* _Material_:
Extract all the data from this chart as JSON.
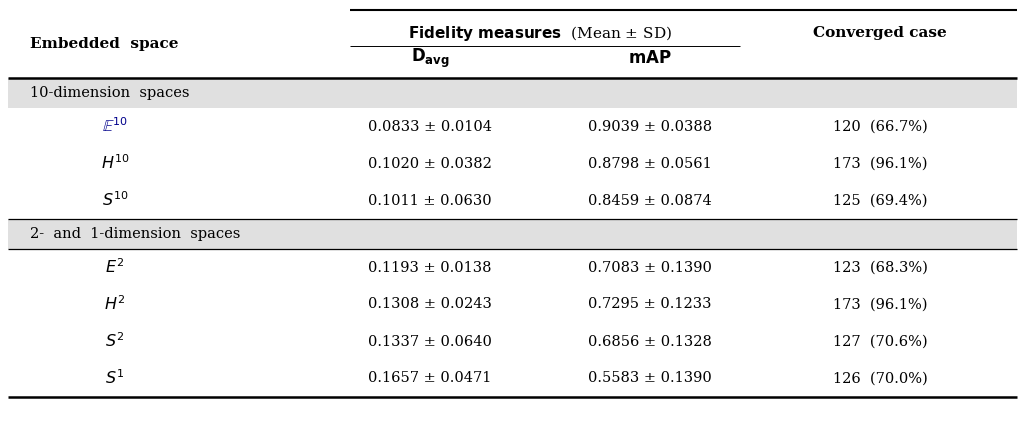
{
  "section1_label": "10-dimension  spaces",
  "section2_label": "2-  and  1-dimension  spaces",
  "rows": [
    {
      "label": "$\\mathbb{E}^{10}$",
      "davg": "0.0833 ± 0.0104",
      "map": "0.9039 ± 0.0388",
      "conv": "120  (66.7%)",
      "section": 1,
      "label_color": "#00008B"
    },
    {
      "label": "$H^{10}$",
      "davg": "0.1020 ± 0.0382",
      "map": "0.8798 ± 0.0561",
      "conv": "173  (96.1%)",
      "section": 1,
      "label_color": "#000000"
    },
    {
      "label": "$S^{10}$",
      "davg": "0.1011 ± 0.0630",
      "map": "0.8459 ± 0.0874",
      "conv": "125  (69.4%)",
      "section": 1,
      "label_color": "#000000"
    },
    {
      "label": "$E^{2}$",
      "davg": "0.1193 ± 0.0138",
      "map": "0.7083 ± 0.1390",
      "conv": "123  (68.3%)",
      "section": 2,
      "label_color": "#000000"
    },
    {
      "label": "$H^{2}$",
      "davg": "0.1308 ± 0.0243",
      "map": "0.7295 ± 0.1233",
      "conv": "173  (96.1%)",
      "section": 2,
      "label_color": "#000000"
    },
    {
      "label": "$S^{2}$",
      "davg": "0.1337 ± 0.0640",
      "map": "0.6856 ± 0.1328",
      "conv": "127  (70.6%)",
      "section": 2,
      "label_color": "#000000"
    },
    {
      "label": "$S^{1}$",
      "davg": "0.1657 ± 0.0471",
      "map": "0.5583 ± 0.1390",
      "conv": "126  (70.0%)",
      "section": 2,
      "label_color": "#000000"
    }
  ],
  "bg_color": "#ffffff",
  "section_bg": "#e0e0e0",
  "font_size": 10.5,
  "font_size_header": 11,
  "font_size_small": 9.5
}
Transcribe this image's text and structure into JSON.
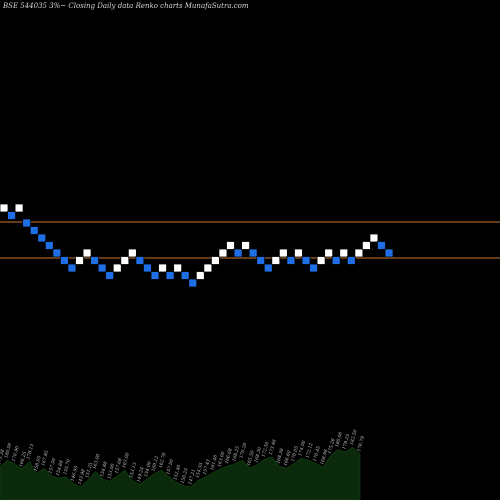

* _Problem_: Take the listing and print it again exactly, but without any pictures.

* _Written answer_:
Extract all the data from this chart as JSON.
{
  "section1_label": "10-dimension  spaces",
  "section2_label": "2-  and  1-dimension  spaces",
  "rows": [
    {
      "label": "$\\mathbb{E}^{10}$",
      "davg": "0.0833 ± 0.0104",
      "map": "0.9039 ± 0.0388",
      "conv": "120  (66.7%)",
      "section": 1,
      "label_color": "#00008B"
    },
    {
      "label": "$H^{10}$",
      "davg": "0.1020 ± 0.0382",
      "map": "0.8798 ± 0.0561",
      "conv": "173  (96.1%)",
      "section": 1,
      "label_color": "#000000"
    },
    {
      "label": "$S^{10}$",
      "davg": "0.1011 ± 0.0630",
      "map": "0.8459 ± 0.0874",
      "conv": "125  (69.4%)",
      "section": 1,
      "label_color": "#000000"
    },
    {
      "label": "$E^{2}$",
      "davg": "0.1193 ± 0.0138",
      "map": "0.7083 ± 0.1390",
      "conv": "123  (68.3%)",
      "section": 2,
      "label_color": "#000000"
    },
    {
      "label": "$H^{2}$",
      "davg": "0.1308 ± 0.0243",
      "map": "0.7295 ± 0.1233",
      "conv": "173  (96.1%)",
      "section": 2,
      "label_color": "#000000"
    },
    {
      "label": "$S^{2}$",
      "davg": "0.1337 ± 0.0640",
      "map": "0.6856 ± 0.1328",
      "conv": "127  (70.6%)",
      "section": 2,
      "label_color": "#000000"
    },
    {
      "label": "$S^{1}$",
      "davg": "0.1657 ± 0.0471",
      "map": "0.5583 ± 0.1390",
      "conv": "126  (70.0%)",
      "section": 2,
      "label_color": "#000000"
    }
  ],
  "bg_color": "#ffffff",
  "section_bg": "#e0e0e0",
  "font_size": 10.5,
  "font_size_header": 11,
  "font_size_small": 9.5
}
Transcribe this image's text and structure into JSON.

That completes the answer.